● SUPPLIED MATERIAL

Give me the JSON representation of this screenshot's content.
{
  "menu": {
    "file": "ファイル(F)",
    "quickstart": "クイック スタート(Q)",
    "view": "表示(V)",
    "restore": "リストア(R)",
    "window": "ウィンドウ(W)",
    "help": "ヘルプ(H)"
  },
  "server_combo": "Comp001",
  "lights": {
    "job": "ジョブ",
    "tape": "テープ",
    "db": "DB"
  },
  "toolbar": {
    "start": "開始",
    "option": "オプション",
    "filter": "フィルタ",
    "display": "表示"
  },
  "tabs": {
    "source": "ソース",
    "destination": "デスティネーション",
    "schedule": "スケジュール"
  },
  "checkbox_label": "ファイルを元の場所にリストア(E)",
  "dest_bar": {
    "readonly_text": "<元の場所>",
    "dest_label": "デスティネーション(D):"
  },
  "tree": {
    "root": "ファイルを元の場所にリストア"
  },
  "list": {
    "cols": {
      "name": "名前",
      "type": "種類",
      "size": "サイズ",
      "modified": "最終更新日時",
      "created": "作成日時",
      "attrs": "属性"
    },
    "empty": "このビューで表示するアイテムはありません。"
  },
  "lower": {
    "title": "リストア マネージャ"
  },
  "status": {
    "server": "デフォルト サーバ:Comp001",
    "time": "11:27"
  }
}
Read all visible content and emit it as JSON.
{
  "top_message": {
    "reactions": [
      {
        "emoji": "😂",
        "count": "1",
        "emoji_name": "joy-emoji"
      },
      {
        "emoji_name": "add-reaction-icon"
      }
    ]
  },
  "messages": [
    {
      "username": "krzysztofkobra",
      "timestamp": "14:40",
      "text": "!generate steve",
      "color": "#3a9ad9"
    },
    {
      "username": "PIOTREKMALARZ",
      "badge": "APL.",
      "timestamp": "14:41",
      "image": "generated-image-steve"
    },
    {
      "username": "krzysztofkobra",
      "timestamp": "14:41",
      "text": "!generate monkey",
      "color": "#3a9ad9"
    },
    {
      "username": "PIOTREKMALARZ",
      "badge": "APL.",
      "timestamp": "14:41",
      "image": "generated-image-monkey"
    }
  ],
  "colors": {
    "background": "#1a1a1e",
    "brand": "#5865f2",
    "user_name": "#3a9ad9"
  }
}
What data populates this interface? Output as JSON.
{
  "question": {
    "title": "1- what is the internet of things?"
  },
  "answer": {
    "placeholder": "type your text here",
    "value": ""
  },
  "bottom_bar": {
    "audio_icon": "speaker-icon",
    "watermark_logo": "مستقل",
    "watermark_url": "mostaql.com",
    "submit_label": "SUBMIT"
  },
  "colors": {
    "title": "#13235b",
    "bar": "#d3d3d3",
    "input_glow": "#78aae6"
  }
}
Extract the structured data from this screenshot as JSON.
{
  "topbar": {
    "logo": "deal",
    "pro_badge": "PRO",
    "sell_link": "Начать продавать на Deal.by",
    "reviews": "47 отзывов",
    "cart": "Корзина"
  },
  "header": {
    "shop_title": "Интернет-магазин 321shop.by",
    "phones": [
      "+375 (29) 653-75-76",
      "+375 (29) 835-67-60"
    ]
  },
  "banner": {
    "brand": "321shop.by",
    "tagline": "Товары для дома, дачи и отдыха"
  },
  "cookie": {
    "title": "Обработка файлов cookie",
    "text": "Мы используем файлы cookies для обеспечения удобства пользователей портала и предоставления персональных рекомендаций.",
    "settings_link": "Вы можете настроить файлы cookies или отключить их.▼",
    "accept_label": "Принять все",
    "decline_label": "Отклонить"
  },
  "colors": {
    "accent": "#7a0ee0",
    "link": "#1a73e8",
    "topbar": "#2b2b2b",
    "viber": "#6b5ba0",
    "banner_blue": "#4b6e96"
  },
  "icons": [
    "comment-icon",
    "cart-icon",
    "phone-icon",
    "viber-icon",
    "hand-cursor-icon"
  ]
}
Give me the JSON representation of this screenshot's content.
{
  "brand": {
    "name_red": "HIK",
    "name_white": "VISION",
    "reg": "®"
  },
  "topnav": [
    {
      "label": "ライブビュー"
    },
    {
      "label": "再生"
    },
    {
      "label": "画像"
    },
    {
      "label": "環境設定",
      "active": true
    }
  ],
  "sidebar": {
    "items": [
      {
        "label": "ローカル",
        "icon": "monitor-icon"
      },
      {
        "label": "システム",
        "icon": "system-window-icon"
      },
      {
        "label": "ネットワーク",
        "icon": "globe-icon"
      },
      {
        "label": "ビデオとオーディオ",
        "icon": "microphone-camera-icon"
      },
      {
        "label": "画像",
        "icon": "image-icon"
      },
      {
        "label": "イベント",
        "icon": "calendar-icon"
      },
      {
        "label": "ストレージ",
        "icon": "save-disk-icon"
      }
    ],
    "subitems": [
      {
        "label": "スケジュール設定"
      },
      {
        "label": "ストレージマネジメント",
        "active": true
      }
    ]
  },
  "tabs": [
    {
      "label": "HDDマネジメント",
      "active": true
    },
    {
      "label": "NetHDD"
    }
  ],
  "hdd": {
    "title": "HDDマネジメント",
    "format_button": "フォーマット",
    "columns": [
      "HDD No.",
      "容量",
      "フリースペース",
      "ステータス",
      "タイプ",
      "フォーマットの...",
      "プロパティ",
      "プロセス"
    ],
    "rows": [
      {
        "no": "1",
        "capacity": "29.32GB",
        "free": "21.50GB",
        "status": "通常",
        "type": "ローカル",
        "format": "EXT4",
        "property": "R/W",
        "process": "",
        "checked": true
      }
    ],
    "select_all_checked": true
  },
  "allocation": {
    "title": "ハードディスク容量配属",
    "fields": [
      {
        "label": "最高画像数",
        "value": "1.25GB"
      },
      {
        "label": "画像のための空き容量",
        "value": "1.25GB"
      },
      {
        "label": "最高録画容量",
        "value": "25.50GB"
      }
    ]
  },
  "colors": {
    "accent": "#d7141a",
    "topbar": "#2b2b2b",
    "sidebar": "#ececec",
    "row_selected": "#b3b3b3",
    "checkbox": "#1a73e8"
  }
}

● WHAT TO PRODUCE
Check each line of the data above for the string "generated", then report how many lines have it, with no other words.

● ANSWER TO THE TASK
2